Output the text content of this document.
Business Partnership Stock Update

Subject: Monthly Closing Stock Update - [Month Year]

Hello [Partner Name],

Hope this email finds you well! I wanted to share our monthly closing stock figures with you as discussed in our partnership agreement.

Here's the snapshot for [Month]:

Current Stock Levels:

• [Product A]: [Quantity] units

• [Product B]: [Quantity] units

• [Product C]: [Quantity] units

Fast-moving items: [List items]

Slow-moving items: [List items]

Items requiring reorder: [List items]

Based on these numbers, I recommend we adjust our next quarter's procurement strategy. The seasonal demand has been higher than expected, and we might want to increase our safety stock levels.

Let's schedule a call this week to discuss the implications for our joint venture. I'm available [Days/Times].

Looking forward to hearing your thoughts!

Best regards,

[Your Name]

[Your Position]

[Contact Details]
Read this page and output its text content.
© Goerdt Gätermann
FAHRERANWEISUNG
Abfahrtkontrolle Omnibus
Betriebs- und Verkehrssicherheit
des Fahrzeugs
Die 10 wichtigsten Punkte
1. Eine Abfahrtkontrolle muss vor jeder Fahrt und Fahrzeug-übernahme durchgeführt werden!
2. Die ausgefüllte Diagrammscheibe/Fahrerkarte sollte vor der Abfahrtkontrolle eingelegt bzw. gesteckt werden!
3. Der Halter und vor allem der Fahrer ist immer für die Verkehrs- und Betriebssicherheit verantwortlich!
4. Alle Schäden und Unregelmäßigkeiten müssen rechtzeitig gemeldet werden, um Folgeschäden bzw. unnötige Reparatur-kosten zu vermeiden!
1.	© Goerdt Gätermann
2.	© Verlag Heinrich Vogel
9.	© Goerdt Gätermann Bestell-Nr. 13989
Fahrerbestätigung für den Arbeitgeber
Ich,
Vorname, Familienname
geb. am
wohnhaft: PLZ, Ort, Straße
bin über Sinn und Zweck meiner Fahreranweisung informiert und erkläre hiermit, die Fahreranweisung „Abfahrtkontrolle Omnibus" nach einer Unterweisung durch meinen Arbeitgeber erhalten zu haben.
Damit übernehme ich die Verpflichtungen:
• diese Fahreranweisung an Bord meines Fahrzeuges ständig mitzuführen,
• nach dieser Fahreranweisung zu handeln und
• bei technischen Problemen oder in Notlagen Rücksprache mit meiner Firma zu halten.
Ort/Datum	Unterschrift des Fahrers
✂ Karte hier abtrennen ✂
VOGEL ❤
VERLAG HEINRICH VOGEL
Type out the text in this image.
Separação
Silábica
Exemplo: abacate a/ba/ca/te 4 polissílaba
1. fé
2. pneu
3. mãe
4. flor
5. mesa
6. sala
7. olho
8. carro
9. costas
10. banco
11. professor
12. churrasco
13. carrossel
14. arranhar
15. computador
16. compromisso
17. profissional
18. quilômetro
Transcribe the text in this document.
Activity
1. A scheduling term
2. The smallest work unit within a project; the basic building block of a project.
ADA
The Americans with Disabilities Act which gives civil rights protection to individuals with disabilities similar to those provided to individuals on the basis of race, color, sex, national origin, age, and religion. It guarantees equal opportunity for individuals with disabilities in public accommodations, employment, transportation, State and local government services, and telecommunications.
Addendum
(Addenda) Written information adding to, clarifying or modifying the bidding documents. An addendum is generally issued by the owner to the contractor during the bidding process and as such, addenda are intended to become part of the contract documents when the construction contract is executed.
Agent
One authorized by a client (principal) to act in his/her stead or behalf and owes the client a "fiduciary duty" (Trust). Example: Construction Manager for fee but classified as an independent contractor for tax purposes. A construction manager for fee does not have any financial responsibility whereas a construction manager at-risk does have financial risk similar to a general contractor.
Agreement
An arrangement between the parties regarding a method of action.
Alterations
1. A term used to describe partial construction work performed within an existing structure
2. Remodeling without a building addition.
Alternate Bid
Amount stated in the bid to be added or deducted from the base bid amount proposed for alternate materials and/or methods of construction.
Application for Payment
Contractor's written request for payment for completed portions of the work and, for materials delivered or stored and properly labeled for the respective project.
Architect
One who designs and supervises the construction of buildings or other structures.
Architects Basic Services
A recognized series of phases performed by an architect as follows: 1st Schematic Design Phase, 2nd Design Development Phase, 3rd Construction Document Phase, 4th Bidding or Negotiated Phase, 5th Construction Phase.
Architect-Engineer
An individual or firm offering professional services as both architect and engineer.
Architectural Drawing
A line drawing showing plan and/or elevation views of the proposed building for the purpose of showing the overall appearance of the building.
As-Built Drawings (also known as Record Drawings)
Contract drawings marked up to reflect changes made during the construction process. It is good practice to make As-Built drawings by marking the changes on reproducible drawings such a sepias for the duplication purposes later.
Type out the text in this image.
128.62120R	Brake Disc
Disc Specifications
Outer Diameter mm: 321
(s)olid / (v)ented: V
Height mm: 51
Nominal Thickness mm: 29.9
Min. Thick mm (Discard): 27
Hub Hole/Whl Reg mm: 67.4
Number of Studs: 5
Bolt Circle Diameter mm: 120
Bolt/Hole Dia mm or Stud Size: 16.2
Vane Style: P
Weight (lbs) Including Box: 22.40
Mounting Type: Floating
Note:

^^^^^^^^

#### REQUIRED WORK:
Return the material exactly as it stands.

#### IN RESPONSE:
Output the text content of this document.
Business Partnership Stock Update

Subject: Monthly Closing Stock Update - [Month Year]

Hello [Partner Name],

Hope this email finds you well! I wanted to share our monthly closing stock figures with you as discussed in our partnership agreement.

Here's the snapshot for [Month]:

Current Stock Levels:

• [Product A]: [Quantity] units

• [Product B]: [Quantity] units

• [Product C]: [Quantity] units

Fast-moving items: [List items]

Slow-moving items: [List items]

Items requiring reorder: [List items]

Based on these numbers, I recommend we adjust our next quarter's procurement strategy. The seasonal demand has been higher than expected, and we might want to increase our safety stock levels.

Let's schedule a call this week to discuss the implications for our joint venture. I'm available [Days/Times].

Looking forward to hearing your thoughts!

Best regards,

[Your Name]

[Your Position]

[Contact Details]
Read this page and output its text content.
© Goerdt Gätermann
FAHRERANWEISUNG
Abfahrtkontrolle Omnibus
Betriebs- und Verkehrssicherheit
des Fahrzeugs
Die 10 wichtigsten Punkte
1. Eine Abfahrtkontrolle muss vor jeder Fahrt und Fahrzeug-übernahme durchgeführt werden!
2. Die ausgefüllte Diagrammscheibe/Fahrerkarte sollte vor der Abfahrtkontrolle eingelegt bzw. gesteckt werden!
3. Der Halter und vor allem der Fahrer ist immer für die Verkehrs- und Betriebssicherheit verantwortlich!
4. Alle Schäden und Unregelmäßigkeiten müssen rechtzeitig gemeldet werden, um Folgeschäden bzw. unnötige Reparatur-kosten zu vermeiden!
1.	© Goerdt Gätermann
2.	© Verlag Heinrich Vogel
9.	© Goerdt Gätermann Bestell-Nr. 13989
Fahrerbestätigung für den Arbeitgeber
Ich,
Vorname, Familienname
geb. am
wohnhaft: PLZ, Ort, Straße
bin über Sinn und Zweck meiner Fahreranweisung informiert und erkläre hiermit, die Fahreranweisung „Abfahrtkontrolle Omnibus" nach einer Unterweisung durch meinen Arbeitgeber erhalten zu haben.
Damit übernehme ich die Verpflichtungen:
• diese Fahreranweisung an Bord meines Fahrzeuges ständig mitzuführen,
• nach dieser Fahreranweisung zu handeln und
• bei technischen Problemen oder in Notlagen Rücksprache mit meiner Firma zu halten.
Ort/Datum	Unterschrift des Fahrers
✂ Karte hier abtrennen ✂
VOGEL ❤
VERLAG HEINRICH VOGEL
Type out the text in this image.
Separação
Silábica
Exemplo: abacate a/ba/ca/te 4 polissílaba
1. fé
2. pneu
3. mãe
4. flor
5. mesa
6. sala
7. olho
8. carro
9. costas
10. banco
11. professor
12. churrasco
13. carrossel
14. arranhar
15. computador
16. compromisso
17. profissional
18. quilômetro
Transcribe the text in this document.
Activity
1. A scheduling term
2. The smallest work unit within a project; the basic building block of a project.
ADA
The Americans with Disabilities Act which gives civil rights protection to individuals with disabilities similar to those provided to individuals on the basis of race, color, sex, national origin, age, and religion. It guarantees equal opportunity for individuals with disabilities in public accommodations, employment, transportation, State and local government services, and telecommunications.
Addendum
(Addenda) Written information adding to, clarifying or modifying the bidding documents. An addendum is generally issued by the owner to the contractor during the bidding process and as such, addenda are intended to become part of the contract documents when the construction contract is executed.
Agent
One authorized by a client (principal) to act in his/her stead or behalf and owes the client a "fiduciary duty" (Trust). Example: Construction Manager for fee but classified as an independent contractor for tax purposes. A construction manager for fee does not have any financial responsibility whereas a construction manager at-risk does have financial risk similar to a general contractor.
Agreement
An arrangement between the parties regarding a method of action.
Alterations
1. A term used to describe partial construction work performed within an existing structure
2. Remodeling without a building addition.
Alternate Bid
Amount stated in the bid to be added or deducted from the base bid amount proposed for alternate materials and/or methods of construction.
Application for Payment
Contractor's written request for payment for completed portions of the work and, for materials delivered or stored and properly labeled for the respective project.
Architect
One who designs and supervises the construction of buildings or other structures.
Architects Basic Services
A recognized series of phases performed by an architect as follows: 1st Schematic Design Phase, 2nd Design Development Phase, 3rd Construction Document Phase, 4th Bidding or Negotiated Phase, 5th Construction Phase.
Architect-Engineer
An individual or firm offering professional services as both architect and engineer.
Architectural Drawing
A line drawing showing plan and/or elevation views of the proposed building for the purpose of showing the overall appearance of the building.
As-Built Drawings (also known as Record Drawings)
Contract drawings marked up to reflect changes made during the construction process. It is good practice to make As-Built drawings by marking the changes on reproducible drawings such a sepias for the duplication purposes later.
Type out the text in this image.
128.62120R	Brake Disc
Disc Specifications
Outer Diameter mm: 321
(s)olid / (v)ented: V
Height mm: 51
Nominal Thickness mm: 29.9
Min. Thick mm (Discard): 27
Hub Hole/Whl Reg mm: 67.4
Number of Studs: 5
Bolt Circle Diameter mm: 120
Bolt/Hole Dia mm or Stud Size: 16.2
Vane Style: P
Weight (lbs) Including Box: 22.40
Mounting Type: Floating
Note:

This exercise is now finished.